#### Dataset content
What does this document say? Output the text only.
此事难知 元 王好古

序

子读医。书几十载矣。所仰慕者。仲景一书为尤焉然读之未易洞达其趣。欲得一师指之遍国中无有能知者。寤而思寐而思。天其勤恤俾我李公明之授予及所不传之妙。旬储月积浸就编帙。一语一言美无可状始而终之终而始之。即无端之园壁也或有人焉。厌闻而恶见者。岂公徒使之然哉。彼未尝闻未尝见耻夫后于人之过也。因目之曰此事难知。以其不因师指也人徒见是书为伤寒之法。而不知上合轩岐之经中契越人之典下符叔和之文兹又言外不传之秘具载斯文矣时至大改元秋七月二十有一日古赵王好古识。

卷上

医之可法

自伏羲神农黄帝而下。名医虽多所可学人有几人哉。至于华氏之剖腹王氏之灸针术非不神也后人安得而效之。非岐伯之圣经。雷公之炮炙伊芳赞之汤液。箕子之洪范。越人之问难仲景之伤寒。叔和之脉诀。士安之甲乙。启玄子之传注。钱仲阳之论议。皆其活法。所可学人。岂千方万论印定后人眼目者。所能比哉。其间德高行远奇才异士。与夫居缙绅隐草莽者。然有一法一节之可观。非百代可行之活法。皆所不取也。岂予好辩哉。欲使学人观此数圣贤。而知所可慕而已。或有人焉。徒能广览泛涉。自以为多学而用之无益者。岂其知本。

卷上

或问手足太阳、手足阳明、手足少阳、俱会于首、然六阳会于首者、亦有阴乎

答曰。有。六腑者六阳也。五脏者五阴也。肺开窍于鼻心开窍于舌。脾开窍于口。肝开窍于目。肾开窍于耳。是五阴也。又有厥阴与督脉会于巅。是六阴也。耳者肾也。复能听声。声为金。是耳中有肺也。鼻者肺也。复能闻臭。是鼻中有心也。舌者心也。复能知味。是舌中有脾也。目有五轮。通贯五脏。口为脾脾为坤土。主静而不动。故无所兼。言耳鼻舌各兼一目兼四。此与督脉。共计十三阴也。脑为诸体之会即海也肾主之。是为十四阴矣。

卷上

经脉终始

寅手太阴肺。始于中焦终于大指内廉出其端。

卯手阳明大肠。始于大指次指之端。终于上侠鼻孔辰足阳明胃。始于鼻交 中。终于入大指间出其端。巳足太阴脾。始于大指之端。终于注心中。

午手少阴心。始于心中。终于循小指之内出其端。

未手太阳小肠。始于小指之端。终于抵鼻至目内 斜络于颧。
########
Task requirements:
All of the material above needs to be copied exactly.

Written response:
What does this document say? Output the text only.
此事难知 元 王好古

序

子读医。书几十载矣。所仰慕者。仲景一书为尤焉然读之未易洞达其趣。欲得一师指之遍国中无有能知者。寤而思寐而思。天其勤恤俾我李公明之授予及所不传之妙。旬储月积浸就编帙。一语一言美无可状始而终之终而始之。即无端之园壁也或有人焉。厌闻而恶见者。岂公徒使之然哉。彼未尝闻未尝见耻夫后于人之过也。因目之曰此事难知。以其不因师指也人徒见是书为伤寒之法。而不知上合轩岐之经中契越人之典下符叔和之文兹又言外不传之秘具载斯文矣时至大改元秋七月二十有一日古赵王好古识。

卷上

医之可法

自伏羲神农黄帝而下。名医虽多所可学人有几人哉。至于华氏之剖腹王氏之灸针术非不神也后人安得而效之。非岐伯之圣经。雷公之炮炙伊芳赞之汤液。箕子之洪范。越人之问难仲景之伤寒。叔和之脉诀。士安之甲乙。启玄子之传注。钱仲阳之论议。皆其活法。所可学人。岂千方万论印定后人眼目者。所能比哉。其间德高行远奇才异士。与夫居缙绅隐草莽者。然有一法一节之可观。非百代可行之活法。皆所不取也。岂予好辩哉。欲使学人观此数圣贤。而知所可慕而已。或有人焉。徒能广览泛涉。自以为多学而用之无益者。岂其知本。

卷上

或问手足太阳、手足阳明、手足少阳、俱会于首、然六阳会于首者、亦有阴乎

答曰。有。六腑者六阳也。五脏者五阴也。肺开窍于鼻心开窍于舌。脾开窍于口。肝开窍于目。肾开窍于耳。是五阴也。又有厥阴与督脉会于巅。是六阴也。耳者肾也。复能听声。声为金。是耳中有肺也。鼻者肺也。复能闻臭。是鼻中有心也。舌者心也。复能知味。是舌中有脾也。目有五轮。通贯五脏。口为脾脾为坤土。主静而不动。故无所兼。言耳鼻舌各兼一目兼四。此与督脉。共计十三阴也。脑为诸体之会即海也肾主之。是为十四阴矣。

卷上

经脉终始

寅手太阴肺。始于中焦终于大指内廉出其端。

卯手阳明大肠。始于大指次指之端。终于上侠鼻孔辰足阳明胃。始于鼻交 中。终于入大指间出其端。巳足太阴脾。始于大指之端。终于注心中。

午手少阴心。始于心中。终于循小指之内出其端。

未手太阳小肠。始于小指之端。终于抵鼻至目内 斜络于颧。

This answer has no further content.